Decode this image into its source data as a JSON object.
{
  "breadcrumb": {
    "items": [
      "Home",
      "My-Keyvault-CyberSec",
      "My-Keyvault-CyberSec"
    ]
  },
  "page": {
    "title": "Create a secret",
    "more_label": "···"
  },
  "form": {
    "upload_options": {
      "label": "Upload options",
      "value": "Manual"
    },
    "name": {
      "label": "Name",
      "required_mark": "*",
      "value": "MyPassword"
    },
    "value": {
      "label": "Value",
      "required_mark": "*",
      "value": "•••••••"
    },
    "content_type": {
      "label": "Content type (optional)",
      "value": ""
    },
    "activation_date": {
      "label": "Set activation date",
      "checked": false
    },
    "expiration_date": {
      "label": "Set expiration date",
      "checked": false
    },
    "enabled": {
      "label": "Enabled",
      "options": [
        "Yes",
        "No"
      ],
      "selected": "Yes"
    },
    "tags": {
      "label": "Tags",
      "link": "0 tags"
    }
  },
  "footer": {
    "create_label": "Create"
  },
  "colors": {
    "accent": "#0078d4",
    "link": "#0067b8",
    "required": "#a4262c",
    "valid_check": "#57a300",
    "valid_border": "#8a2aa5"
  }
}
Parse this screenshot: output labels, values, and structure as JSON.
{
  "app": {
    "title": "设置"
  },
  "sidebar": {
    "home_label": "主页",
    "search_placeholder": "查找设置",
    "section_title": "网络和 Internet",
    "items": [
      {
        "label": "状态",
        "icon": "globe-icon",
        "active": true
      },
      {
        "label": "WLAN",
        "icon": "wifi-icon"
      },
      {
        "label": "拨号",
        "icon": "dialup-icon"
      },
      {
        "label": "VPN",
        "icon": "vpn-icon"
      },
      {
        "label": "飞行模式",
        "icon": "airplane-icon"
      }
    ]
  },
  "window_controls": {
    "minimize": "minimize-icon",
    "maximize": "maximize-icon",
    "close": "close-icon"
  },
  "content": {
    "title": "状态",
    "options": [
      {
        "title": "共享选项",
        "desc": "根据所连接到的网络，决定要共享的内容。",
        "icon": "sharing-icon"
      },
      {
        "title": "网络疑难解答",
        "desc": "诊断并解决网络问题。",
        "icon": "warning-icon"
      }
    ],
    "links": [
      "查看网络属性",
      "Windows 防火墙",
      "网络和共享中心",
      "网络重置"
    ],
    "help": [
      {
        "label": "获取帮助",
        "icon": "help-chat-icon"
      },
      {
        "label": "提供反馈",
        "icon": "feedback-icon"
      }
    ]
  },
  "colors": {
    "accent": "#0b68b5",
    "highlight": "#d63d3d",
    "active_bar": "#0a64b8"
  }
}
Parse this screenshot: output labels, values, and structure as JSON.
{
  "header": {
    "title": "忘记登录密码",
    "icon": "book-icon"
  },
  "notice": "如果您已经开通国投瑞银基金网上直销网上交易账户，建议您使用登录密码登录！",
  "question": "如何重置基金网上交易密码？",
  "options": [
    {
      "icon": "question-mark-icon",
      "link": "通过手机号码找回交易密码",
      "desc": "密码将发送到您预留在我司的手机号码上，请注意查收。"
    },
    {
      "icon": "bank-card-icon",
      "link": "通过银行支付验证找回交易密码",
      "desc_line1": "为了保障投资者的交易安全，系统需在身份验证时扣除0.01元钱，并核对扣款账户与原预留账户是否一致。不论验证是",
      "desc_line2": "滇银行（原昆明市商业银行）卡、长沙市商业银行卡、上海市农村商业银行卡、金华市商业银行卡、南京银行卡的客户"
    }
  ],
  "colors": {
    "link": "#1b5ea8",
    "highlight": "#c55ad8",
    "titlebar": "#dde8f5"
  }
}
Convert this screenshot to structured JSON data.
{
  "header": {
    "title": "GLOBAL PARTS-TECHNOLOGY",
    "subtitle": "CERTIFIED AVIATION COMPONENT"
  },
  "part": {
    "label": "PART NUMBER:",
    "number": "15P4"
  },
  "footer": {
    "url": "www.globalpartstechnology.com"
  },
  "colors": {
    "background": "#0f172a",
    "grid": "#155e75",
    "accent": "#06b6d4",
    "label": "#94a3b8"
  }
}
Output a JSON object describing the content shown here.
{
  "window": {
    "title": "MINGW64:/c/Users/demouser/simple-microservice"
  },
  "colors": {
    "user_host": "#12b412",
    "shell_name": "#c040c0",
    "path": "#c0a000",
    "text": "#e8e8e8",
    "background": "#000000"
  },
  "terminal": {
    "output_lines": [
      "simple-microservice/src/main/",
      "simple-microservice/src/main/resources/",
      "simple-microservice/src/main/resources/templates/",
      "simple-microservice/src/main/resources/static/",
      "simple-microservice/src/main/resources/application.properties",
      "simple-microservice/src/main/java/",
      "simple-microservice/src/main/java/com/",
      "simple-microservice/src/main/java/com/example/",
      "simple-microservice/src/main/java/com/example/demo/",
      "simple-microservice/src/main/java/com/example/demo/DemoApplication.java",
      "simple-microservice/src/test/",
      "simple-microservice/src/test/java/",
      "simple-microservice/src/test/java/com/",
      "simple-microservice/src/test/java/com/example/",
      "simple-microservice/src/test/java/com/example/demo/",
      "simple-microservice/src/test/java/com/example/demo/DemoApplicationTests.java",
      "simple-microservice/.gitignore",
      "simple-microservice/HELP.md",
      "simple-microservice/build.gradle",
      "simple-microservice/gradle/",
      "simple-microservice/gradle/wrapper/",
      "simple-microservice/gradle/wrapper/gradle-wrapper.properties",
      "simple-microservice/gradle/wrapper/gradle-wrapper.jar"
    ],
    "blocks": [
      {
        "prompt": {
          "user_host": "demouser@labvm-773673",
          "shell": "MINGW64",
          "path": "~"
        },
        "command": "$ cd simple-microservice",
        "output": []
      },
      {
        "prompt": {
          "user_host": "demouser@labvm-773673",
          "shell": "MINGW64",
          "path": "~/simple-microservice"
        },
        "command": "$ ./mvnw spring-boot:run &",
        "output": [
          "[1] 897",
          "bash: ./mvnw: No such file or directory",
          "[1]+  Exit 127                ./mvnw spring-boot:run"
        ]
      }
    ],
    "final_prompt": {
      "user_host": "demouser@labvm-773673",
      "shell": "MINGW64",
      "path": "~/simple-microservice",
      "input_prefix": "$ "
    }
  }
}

......

Gather from the entries above all lines that include the string "accent".

• **EXERCISE RESPONSE**:
    "accent": "#0078d4",
    "accent": "#0b68b5",
    "accent": "#06b6d4",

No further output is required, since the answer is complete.